%%
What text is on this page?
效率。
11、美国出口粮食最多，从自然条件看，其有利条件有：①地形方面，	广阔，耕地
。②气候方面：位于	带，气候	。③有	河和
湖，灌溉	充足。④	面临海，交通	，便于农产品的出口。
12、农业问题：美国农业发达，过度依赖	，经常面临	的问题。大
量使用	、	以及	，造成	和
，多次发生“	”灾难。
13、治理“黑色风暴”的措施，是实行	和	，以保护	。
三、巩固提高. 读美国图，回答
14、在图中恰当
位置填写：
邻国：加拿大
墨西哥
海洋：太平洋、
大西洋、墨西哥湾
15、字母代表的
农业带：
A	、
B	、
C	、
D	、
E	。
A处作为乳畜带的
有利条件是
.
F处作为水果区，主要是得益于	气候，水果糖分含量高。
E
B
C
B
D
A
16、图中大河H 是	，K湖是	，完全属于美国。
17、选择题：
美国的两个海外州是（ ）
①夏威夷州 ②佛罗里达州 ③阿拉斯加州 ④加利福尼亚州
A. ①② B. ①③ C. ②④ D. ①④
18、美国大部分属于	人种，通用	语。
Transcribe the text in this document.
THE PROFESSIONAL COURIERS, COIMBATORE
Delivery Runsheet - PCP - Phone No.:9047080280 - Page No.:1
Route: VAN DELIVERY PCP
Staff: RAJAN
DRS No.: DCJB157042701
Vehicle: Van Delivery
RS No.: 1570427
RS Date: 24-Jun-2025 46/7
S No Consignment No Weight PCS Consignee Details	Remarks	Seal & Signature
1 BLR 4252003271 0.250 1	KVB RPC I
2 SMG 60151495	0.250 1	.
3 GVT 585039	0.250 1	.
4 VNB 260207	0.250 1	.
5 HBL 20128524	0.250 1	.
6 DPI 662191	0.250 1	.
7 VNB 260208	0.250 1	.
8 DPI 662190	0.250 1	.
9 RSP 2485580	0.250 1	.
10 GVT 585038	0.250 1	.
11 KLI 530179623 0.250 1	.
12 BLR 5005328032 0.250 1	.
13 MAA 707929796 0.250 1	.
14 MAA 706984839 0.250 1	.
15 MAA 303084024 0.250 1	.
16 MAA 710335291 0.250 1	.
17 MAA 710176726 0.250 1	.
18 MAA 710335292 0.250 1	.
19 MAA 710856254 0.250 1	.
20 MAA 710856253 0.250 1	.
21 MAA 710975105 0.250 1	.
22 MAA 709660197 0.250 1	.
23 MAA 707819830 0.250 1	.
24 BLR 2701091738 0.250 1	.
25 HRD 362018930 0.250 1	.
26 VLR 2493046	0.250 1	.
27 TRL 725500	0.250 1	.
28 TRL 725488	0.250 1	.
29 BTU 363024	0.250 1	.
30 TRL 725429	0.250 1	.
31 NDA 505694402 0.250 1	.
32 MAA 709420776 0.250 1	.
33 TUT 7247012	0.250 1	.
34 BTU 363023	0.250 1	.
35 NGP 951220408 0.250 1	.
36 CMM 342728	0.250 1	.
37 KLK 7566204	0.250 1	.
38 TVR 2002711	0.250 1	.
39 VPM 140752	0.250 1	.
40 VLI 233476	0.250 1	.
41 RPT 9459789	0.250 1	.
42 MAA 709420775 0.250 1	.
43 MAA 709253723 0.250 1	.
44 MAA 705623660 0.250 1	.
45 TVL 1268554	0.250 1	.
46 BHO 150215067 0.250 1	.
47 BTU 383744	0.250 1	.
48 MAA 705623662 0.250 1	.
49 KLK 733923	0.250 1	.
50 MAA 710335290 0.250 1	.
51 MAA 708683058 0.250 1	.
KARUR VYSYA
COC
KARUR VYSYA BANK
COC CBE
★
%%
**GOAL**
Go through the preceding material and copy each line that has the word "text".

**SOLUTION**
What text is on this page?
Transcribe the text in this document.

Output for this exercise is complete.